### PASSAGE TO READ ###

# Fox Valley Models



## xrunner (Jul 29, 2011)

Have you ever heard of this company? 

I was looking at N scale locomotives on modeltrainstuff.com, and I sorted them by newest to oldest, and up came a bunch from this company.

The DCC installation looks to be a little 6 pin type board in contrast to Kato/Atlas which have to have the whole circuit board replaced.

Are these good quality models?

Fox Valley Models


----------



## gc53dfgc (Apr 13, 2010)

I have heard of them. They make some of the best models available. They are basically a part of Inter-mountain and make some really realistic rolling stock and engines.


----------



## tkruger (Jan 18, 2009)

I have never seen them before. Unfortunately they only have one set of passenger cars for HO.


----------



## Conductorjoe (Dec 1, 2011)

I have one of their boxcars and it is pretty nice Quality. I have seen the locomotives in a store and they are detailed nice. I have not seen them run.


----------



## Xnats (Dec 5, 2010)

They been around a bit. Their wheels were all the bomb before BLMA came out with their truck/ wheelsets. My LHS has them and they look fantastic, but they are out of my price range. Those little chips only control basic functions and lights. If you wanted to add ditchlights, ect you would have to swap out the whole board anyway.

###

→ **STATED TASK A**:
Decide whether each statement agrees with the thread, answering yes or no and quoting the words of the thread that settle it: (i) xrunner came across the company after sorting N scale locomotives from newest to oldest; (ii) Conductorjoe has watched the company's locomotives run; (iii) tkruger says the company makes several sets of passenger cars for HO.
The thread and the rows come from separate, unrelated sources.

### RECORDS TO PROCESS ###

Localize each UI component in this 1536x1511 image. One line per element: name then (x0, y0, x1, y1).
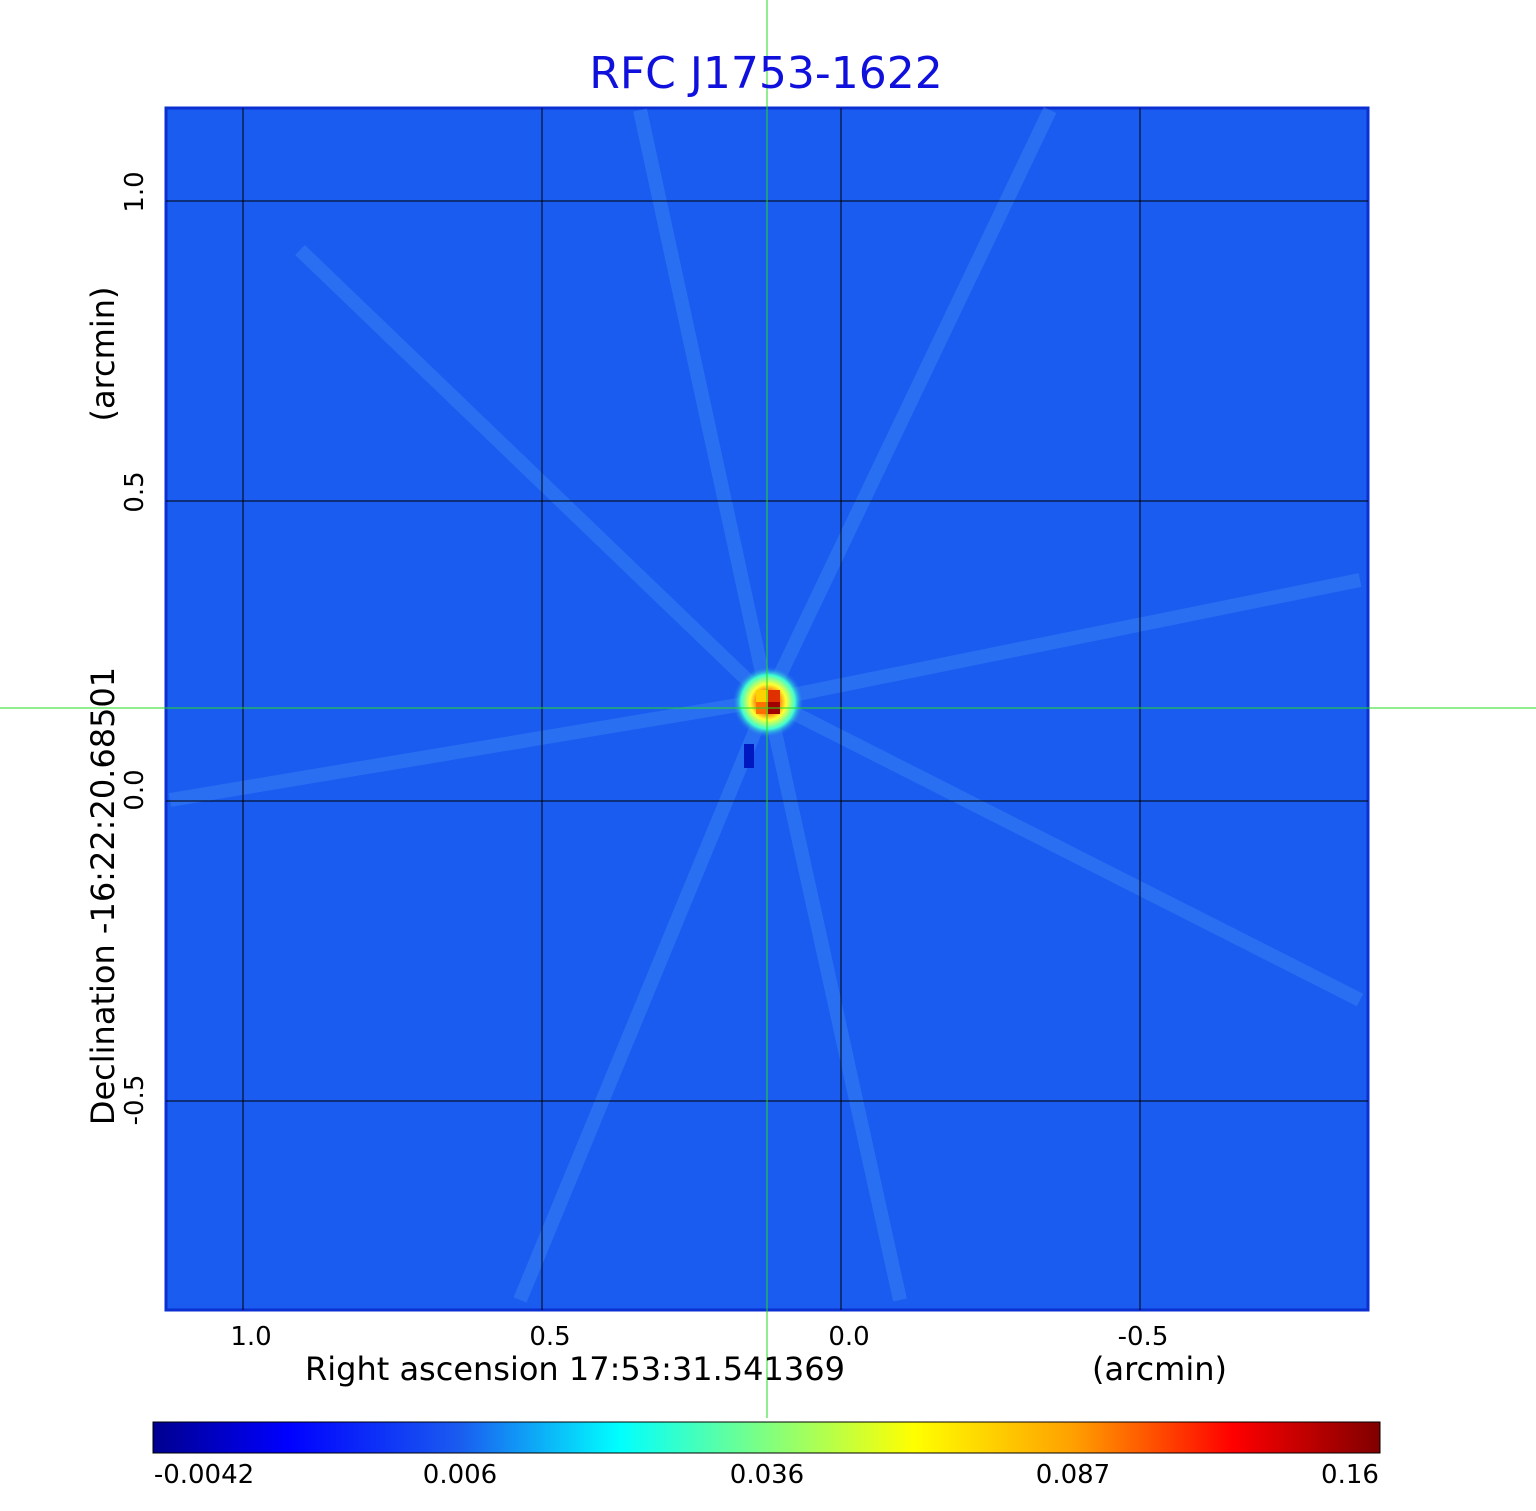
y-tick-label: 1.0 (120, 171, 150, 213)
colorbar-tick-label: -0.0042 (153, 1460, 255, 1490)
colorbar-tick-label: 0.16 (1321, 1460, 1379, 1490)
y-tick-label: 0.5 (120, 471, 150, 513)
sidelobe-pattern (168, 106, 1364, 1303)
x-tick-label: 0.5 (529, 1322, 571, 1352)
colorbar-tick-label: 0.087 (1035, 1460, 1111, 1490)
y-axis-label: Declination -16:22:20.68501 (84, 666, 122, 1126)
coordinate-grid (166, 108, 1368, 1310)
y-axis-unit: (arcmin) (84, 286, 122, 422)
x-tick-label: 1.0 (230, 1322, 272, 1352)
x-axis-label: Right ascension 17:53:31.541369 (305, 1350, 845, 1388)
colorbar-tick-label: 0.036 (729, 1460, 805, 1490)
colorbar-tick-label: 0.006 (422, 1460, 498, 1490)
crosshair (0, 0, 1536, 1418)
colorbar (152, 1421, 1381, 1454)
x-axis-unit: (arcmin) (1092, 1350, 1227, 1388)
y-tick-label: -0.5 (120, 1074, 150, 1126)
x-tick-label: -0.5 (1117, 1322, 1169, 1352)
plot-title: RFC J1753-1622 (589, 48, 943, 99)
x-tick-label: 0.0 (828, 1322, 870, 1352)
radio-source (732, 666, 804, 768)
y-tick-label: 0.0 (120, 769, 150, 811)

###

→ **STATED TASK B**:
Express everything in the rows from the one that contains "y-tick-label: 1.0 (120, 171, 150, 213)" down to the one that contains "colorbar-tick-label: 0.087 (1035, 1460, 1111, 1490)" as a JSON list of strings, one string per row.

→ **WORKED SOLUTION A**:
(i) Yes: "I sorted them by newest to oldest, and up came a bunch from this company."
(ii) No: "I have not seen them run."
(iii) No: "Unfortunately they only have one set of passenger cars for HO."

→ **WORKED SOLUTION B**:
[
  "y-tick-label: 1.0 (120, 171, 150, 213)",
  "colorbar-tick-label: -0.0042 (153, 1460, 255, 1490)",
  "colorbar-tick-label: 0.16 (1321, 1460, 1379, 1490)",
  "y-tick-label: 0.5 (120, 471, 150, 513)",
  "sidelobe-pattern (168, 106, 1364, 1303)",
  "x-tick-label: 0.5 (529, 1322, 571, 1352)",
  "colorbar-tick-label: 0.087 (1035, 1460, 1111, 1490)"
]